— Problem details —
Provide only the number of lines in the data below that contain the word "OmniClass".

— Input material —
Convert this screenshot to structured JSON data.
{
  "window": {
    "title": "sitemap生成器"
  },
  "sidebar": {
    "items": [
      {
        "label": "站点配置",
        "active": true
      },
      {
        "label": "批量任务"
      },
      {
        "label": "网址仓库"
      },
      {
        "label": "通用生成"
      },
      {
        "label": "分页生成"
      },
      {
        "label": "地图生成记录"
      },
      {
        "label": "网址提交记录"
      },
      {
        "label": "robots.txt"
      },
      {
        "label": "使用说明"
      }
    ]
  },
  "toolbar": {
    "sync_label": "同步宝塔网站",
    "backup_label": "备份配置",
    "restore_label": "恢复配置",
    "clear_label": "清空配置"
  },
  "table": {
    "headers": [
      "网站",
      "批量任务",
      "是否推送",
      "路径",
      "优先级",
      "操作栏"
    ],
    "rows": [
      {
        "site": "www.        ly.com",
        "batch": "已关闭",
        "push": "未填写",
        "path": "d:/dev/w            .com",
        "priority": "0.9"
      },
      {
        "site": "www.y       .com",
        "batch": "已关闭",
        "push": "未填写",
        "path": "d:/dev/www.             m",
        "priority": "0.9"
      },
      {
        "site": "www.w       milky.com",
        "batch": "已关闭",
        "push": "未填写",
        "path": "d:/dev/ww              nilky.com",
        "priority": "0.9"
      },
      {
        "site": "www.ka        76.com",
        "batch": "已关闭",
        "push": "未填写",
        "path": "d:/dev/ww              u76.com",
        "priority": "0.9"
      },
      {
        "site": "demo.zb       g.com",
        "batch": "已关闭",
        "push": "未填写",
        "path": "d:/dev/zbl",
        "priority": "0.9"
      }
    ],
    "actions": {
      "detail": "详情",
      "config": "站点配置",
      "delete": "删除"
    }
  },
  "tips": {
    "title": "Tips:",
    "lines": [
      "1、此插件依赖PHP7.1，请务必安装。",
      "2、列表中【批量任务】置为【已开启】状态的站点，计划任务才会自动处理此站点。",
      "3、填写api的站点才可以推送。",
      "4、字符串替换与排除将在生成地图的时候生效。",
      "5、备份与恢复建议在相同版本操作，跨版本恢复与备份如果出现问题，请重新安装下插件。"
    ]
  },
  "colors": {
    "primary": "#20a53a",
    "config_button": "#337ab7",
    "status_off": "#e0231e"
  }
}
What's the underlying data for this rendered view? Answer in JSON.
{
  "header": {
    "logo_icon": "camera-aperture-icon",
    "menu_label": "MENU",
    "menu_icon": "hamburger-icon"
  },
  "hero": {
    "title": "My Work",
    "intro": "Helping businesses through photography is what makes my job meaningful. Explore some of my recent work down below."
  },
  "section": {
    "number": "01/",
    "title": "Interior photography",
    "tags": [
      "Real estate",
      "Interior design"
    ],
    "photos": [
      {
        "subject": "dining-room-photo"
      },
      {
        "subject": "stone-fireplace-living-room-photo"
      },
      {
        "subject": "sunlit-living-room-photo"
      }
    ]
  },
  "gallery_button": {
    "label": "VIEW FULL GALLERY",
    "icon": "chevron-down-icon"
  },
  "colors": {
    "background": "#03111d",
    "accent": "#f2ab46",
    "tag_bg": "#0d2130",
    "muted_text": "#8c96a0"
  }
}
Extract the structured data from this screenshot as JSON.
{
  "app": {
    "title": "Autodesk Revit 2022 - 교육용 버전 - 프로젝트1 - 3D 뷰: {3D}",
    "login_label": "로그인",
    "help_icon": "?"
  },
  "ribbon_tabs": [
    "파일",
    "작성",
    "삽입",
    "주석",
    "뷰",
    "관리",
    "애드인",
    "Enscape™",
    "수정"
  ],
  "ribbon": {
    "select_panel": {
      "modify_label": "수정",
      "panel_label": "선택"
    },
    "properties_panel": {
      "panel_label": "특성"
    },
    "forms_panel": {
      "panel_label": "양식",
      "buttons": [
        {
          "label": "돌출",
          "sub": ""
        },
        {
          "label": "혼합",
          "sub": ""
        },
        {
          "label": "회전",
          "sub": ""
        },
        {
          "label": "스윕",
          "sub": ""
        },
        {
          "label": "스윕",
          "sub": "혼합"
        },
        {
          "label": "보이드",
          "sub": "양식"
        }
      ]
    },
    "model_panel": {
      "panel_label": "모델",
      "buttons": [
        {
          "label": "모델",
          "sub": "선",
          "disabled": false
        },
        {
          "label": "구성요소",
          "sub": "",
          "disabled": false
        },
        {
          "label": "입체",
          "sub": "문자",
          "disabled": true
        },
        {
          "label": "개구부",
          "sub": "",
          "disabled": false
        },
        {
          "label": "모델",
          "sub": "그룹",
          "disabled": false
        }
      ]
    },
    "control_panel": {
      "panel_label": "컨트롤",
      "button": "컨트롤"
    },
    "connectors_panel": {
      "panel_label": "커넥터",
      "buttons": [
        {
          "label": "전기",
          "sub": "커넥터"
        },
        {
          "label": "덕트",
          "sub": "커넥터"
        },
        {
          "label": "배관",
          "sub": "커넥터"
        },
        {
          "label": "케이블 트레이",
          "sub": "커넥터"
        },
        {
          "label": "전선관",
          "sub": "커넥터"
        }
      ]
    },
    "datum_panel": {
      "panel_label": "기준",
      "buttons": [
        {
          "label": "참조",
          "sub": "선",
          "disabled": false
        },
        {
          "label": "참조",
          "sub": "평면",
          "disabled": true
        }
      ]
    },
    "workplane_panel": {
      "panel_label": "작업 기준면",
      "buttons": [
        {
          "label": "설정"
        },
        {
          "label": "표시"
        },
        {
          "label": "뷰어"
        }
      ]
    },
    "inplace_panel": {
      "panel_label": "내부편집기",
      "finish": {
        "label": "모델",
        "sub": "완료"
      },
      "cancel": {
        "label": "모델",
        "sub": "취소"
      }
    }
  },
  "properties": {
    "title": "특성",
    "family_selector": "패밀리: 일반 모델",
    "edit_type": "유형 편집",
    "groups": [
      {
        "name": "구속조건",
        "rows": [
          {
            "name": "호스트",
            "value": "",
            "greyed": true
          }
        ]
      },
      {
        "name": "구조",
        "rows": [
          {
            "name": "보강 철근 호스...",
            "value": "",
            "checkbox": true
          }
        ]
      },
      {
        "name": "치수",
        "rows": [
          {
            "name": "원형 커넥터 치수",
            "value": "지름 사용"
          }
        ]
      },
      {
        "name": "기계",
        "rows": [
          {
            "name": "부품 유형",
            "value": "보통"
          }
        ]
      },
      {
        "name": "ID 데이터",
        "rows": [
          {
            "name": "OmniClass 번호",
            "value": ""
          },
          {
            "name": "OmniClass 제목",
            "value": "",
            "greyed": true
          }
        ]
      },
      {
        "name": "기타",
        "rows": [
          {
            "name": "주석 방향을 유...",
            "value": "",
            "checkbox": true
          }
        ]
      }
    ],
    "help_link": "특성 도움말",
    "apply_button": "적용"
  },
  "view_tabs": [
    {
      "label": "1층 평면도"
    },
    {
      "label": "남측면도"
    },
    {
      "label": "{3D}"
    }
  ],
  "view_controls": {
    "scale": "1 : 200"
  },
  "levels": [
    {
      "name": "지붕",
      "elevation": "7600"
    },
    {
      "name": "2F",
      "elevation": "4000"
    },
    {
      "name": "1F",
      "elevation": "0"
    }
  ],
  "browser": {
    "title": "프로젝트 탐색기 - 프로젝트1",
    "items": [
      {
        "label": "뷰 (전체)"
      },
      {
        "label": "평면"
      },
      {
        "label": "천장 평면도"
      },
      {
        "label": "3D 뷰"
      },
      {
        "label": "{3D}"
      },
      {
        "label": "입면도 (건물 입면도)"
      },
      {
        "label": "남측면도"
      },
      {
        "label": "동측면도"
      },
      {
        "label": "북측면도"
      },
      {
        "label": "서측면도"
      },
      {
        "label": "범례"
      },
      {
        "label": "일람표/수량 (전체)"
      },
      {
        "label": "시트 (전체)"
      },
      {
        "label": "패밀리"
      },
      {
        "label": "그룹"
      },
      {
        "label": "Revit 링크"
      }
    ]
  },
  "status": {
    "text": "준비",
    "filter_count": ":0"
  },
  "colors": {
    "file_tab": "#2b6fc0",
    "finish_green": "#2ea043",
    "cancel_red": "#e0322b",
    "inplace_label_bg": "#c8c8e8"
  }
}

— Worked solution —
2